--- start Entries supplied ---
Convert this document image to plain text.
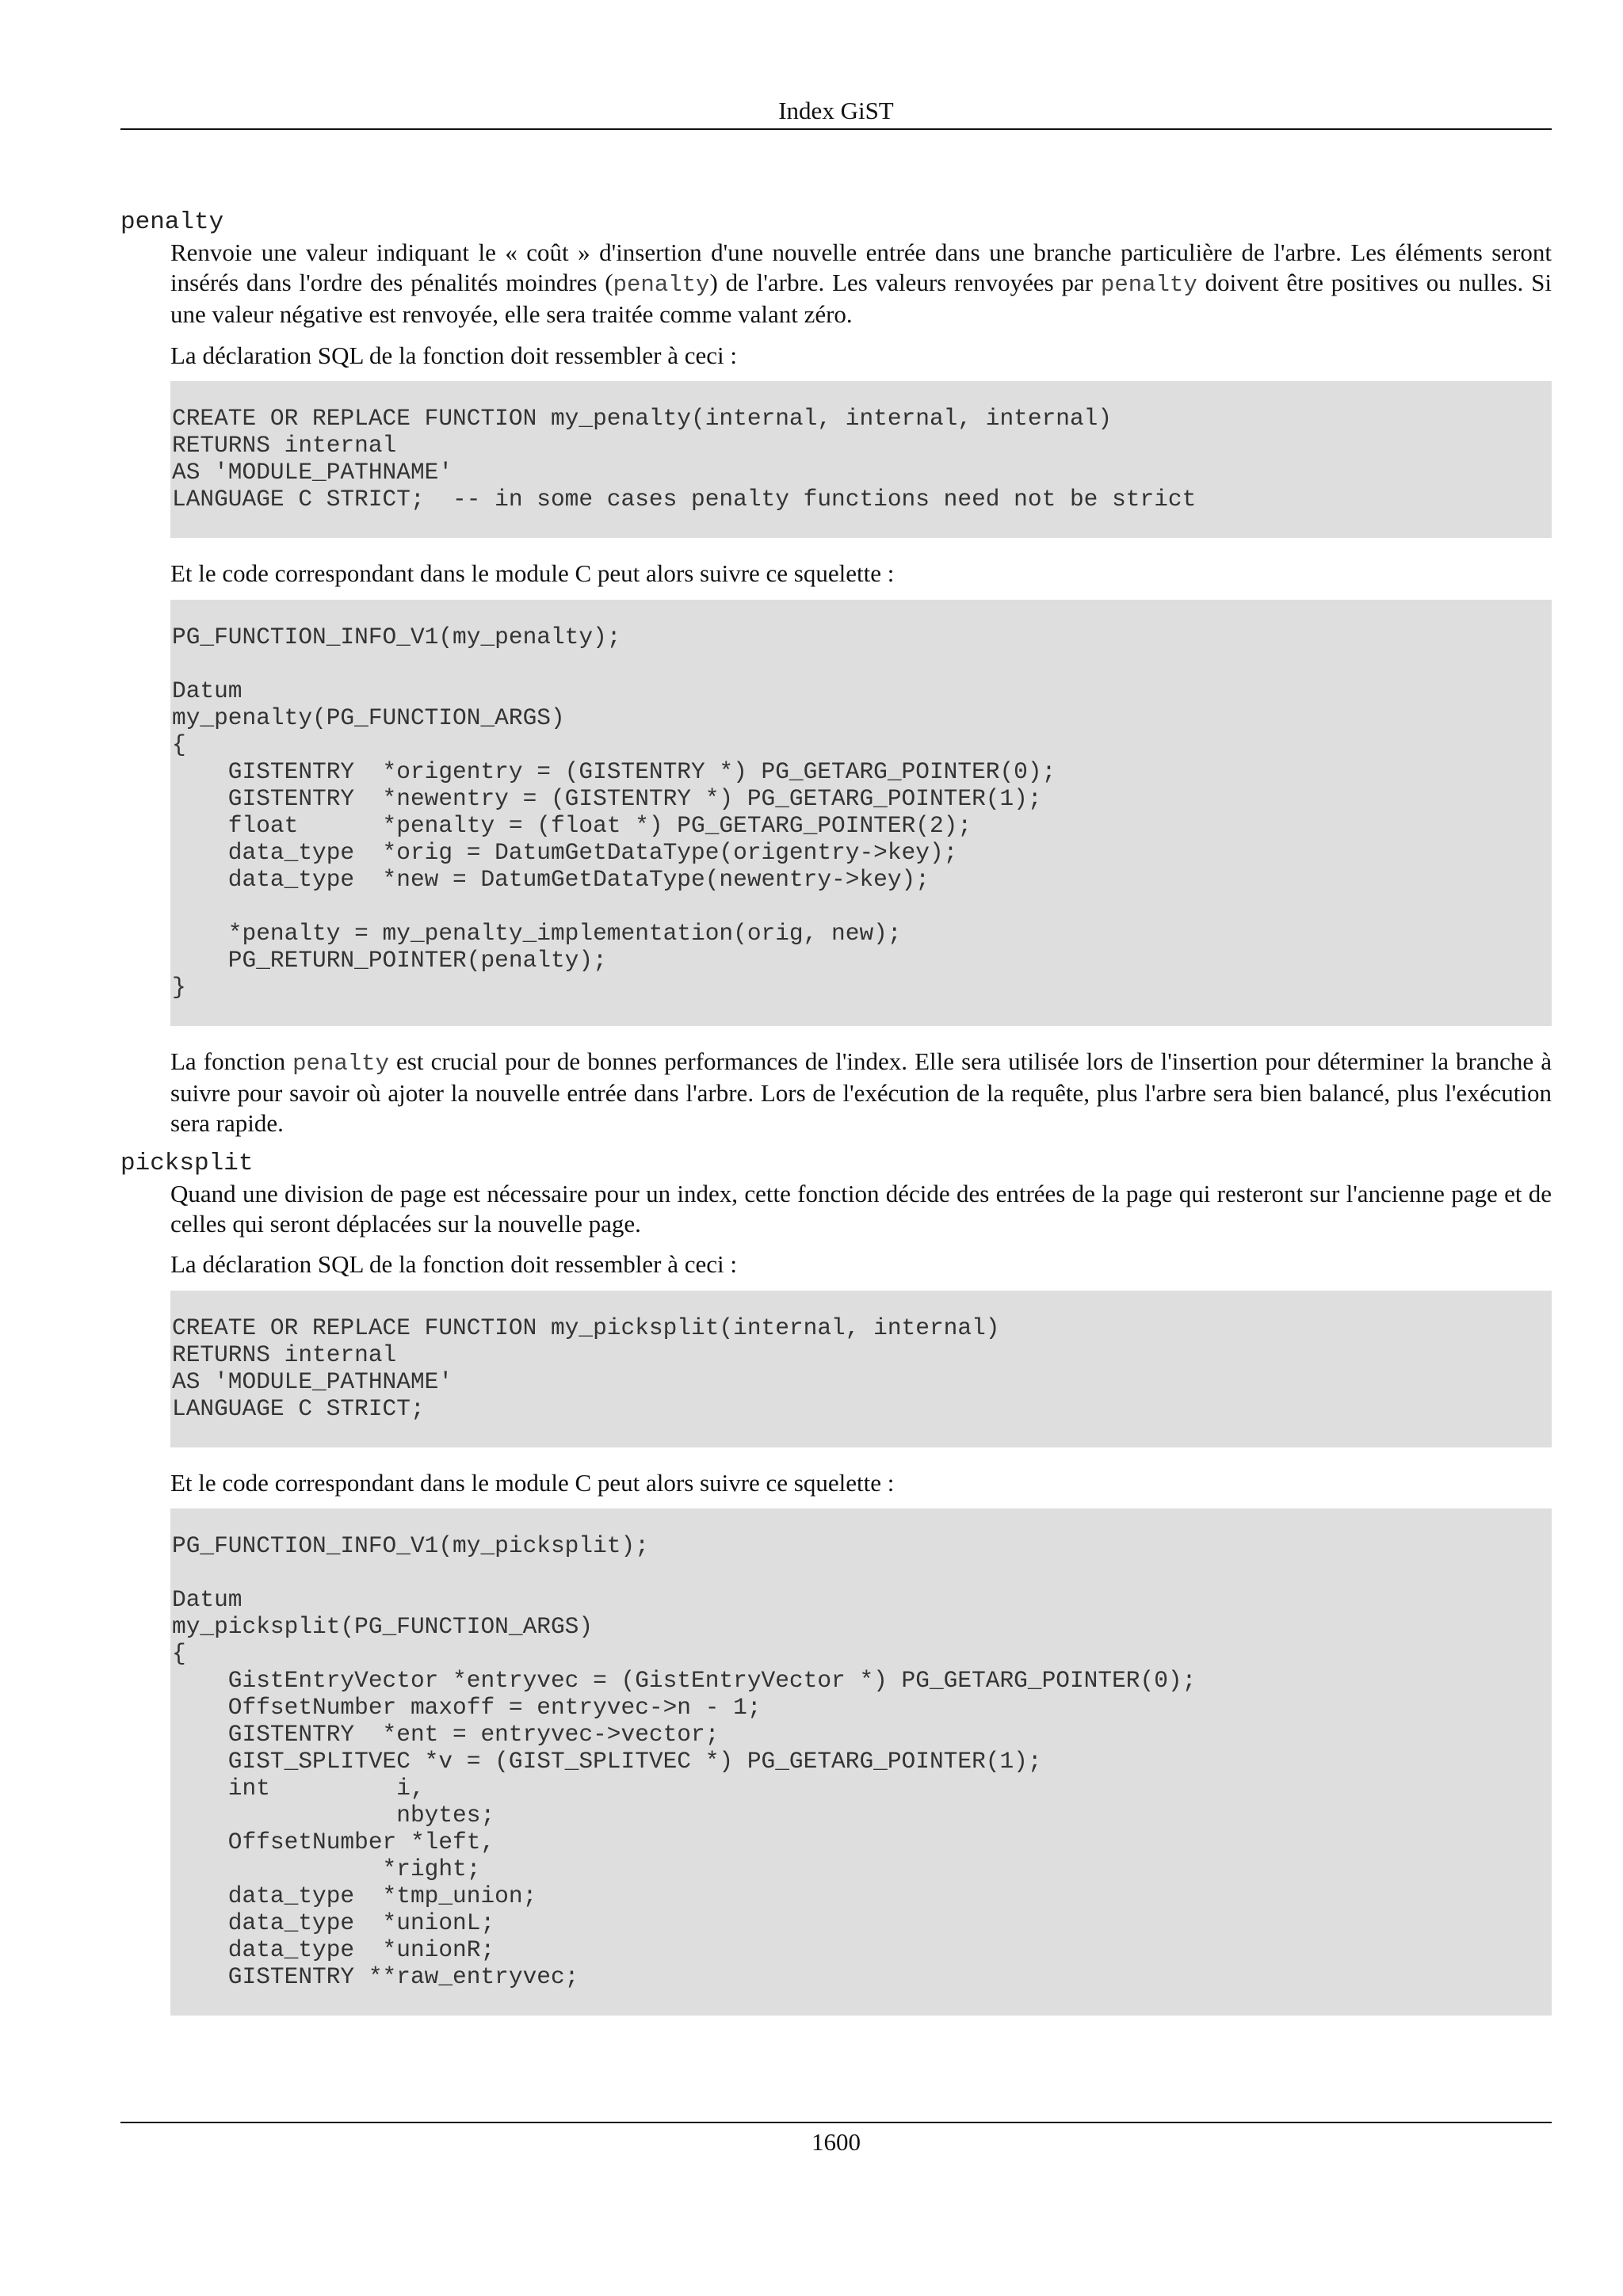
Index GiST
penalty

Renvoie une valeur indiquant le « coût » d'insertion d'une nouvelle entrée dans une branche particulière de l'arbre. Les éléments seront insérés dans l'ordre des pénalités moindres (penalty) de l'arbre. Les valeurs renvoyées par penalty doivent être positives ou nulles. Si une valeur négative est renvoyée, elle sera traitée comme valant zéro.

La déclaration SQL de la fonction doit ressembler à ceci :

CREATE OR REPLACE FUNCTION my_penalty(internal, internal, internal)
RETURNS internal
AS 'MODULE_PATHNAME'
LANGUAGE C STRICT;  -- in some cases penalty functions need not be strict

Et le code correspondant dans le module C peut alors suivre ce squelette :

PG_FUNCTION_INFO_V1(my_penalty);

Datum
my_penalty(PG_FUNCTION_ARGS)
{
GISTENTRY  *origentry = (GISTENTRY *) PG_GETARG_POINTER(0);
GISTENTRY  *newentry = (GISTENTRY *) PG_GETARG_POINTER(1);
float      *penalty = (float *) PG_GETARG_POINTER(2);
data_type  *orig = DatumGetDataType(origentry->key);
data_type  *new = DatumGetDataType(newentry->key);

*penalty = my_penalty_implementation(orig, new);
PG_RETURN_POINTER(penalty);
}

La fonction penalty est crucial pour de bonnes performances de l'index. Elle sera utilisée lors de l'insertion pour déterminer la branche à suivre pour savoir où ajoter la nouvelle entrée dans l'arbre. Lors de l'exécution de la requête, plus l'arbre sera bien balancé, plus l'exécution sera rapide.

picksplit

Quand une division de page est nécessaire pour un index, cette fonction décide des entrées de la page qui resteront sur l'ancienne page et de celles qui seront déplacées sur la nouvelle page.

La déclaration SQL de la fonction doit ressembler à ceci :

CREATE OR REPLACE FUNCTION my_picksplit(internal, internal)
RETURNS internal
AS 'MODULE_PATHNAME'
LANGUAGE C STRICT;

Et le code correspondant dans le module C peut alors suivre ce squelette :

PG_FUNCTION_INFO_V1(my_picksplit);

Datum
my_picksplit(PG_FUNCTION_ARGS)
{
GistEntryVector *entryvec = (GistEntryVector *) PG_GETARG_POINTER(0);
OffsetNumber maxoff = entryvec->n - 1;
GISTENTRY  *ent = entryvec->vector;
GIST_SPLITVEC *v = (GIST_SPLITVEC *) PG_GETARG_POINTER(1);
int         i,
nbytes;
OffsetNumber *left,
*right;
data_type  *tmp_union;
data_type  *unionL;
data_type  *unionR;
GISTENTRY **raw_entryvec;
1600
--- end Entries supplied ---
> _Written problem_
Leave out the pictures, and give all the records again exactly.

> _Complete response_
Convert this document image to plain text.
Index GiST
penalty

Renvoie une valeur indiquant le « coût » d'insertion d'une nouvelle entrée dans une branche particulière de l'arbre. Les éléments seront insérés dans l'ordre des pénalités moindres (penalty) de l'arbre. Les valeurs renvoyées par penalty doivent être positives ou nulles. Si une valeur négative est renvoyée, elle sera traitée comme valant zéro.

La déclaration SQL de la fonction doit ressembler à ceci :

CREATE OR REPLACE FUNCTION my_penalty(internal, internal, internal)
RETURNS internal
AS 'MODULE_PATHNAME'
LANGUAGE C STRICT;  -- in some cases penalty functions need not be strict

Et le code correspondant dans le module C peut alors suivre ce squelette :

PG_FUNCTION_INFO_V1(my_penalty);

Datum
my_penalty(PG_FUNCTION_ARGS)
{
GISTENTRY  *origentry = (GISTENTRY *) PG_GETARG_POINTER(0);
GISTENTRY  *newentry = (GISTENTRY *) PG_GETARG_POINTER(1);
float      *penalty = (float *) PG_GETARG_POINTER(2);
data_type  *orig = DatumGetDataType(origentry->key);
data_type  *new = DatumGetDataType(newentry->key);

*penalty = my_penalty_implementation(orig, new);
PG_RETURN_POINTER(penalty);
}

La fonction penalty est crucial pour de bonnes performances de l'index. Elle sera utilisée lors de l'insertion pour déterminer la branche à suivre pour savoir où ajoter la nouvelle entrée dans l'arbre. Lors de l'exécution de la requête, plus l'arbre sera bien balancé, plus l'exécution sera rapide.

picksplit

Quand une division de page est nécessaire pour un index, cette fonction décide des entrées de la page qui resteront sur l'ancienne page et de celles qui seront déplacées sur la nouvelle page.

La déclaration SQL de la fonction doit ressembler à ceci :

CREATE OR REPLACE FUNCTION my_picksplit(internal, internal)
RETURNS internal
AS 'MODULE_PATHNAME'
LANGUAGE C STRICT;

Et le code correspondant dans le module C peut alors suivre ce squelette :

PG_FUNCTION_INFO_V1(my_picksplit);

Datum
my_picksplit(PG_FUNCTION_ARGS)
{
GistEntryVector *entryvec = (GistEntryVector *) PG_GETARG_POINTER(0);
OffsetNumber maxoff = entryvec->n - 1;
GISTENTRY  *ent = entryvec->vector;
GIST_SPLITVEC *v = (GIST_SPLITVEC *) PG_GETARG_POINTER(1);
int         i,
nbytes;
OffsetNumber *left,
*right;
data_type  *tmp_union;
data_type  *unionL;
data_type  *unionR;
GISTENTRY **raw_entryvec;
1600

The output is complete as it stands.